* TASK TO CARRY OUT *
Within the records below, find each line that holds the string "الثالث", then copy it.

* EXERCISE INPUTS *
_____

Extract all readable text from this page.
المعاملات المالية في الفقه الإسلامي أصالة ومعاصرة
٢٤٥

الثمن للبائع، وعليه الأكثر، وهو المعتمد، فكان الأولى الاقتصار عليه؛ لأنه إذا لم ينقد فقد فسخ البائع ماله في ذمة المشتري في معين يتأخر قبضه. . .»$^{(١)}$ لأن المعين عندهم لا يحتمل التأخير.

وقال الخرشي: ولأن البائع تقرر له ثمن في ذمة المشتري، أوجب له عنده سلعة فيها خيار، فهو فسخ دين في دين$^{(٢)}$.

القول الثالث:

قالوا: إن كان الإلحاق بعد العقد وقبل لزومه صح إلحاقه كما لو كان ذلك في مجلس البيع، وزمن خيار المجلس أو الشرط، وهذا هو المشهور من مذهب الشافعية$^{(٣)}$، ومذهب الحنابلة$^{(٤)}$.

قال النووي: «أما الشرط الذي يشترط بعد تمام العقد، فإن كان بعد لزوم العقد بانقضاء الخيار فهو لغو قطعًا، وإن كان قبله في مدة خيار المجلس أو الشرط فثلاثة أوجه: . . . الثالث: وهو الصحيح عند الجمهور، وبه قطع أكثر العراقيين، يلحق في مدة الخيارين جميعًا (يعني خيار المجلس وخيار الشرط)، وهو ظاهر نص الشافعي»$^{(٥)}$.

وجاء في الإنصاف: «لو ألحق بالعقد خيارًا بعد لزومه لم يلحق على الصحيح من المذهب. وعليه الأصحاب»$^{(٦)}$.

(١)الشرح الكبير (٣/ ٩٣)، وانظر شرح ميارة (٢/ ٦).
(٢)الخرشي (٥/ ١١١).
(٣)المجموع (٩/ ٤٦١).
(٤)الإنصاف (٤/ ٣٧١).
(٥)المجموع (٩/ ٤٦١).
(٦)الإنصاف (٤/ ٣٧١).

_____

* EXPECTED OUTPUT *
القول الثالث:
قال النووي: «أما الشرط الذي يشترط بعد تمام العقد، فإن كان بعد لزوم العقد بانقضاء الخيار فهو لغو قطعًا، وإن كان قبله في مدة خيار المجلس أو الشرط فثلاثة أوجه: . . . الثالث: وهو الصحيح عند الجمهور، وبه قطع أكثر العراقيين، يلحق في مدة الخيارين جميعًا (يعني خيار المجلس وخيار الشرط)، وهو ظاهر نص الشافعي»$^{(٥)}$.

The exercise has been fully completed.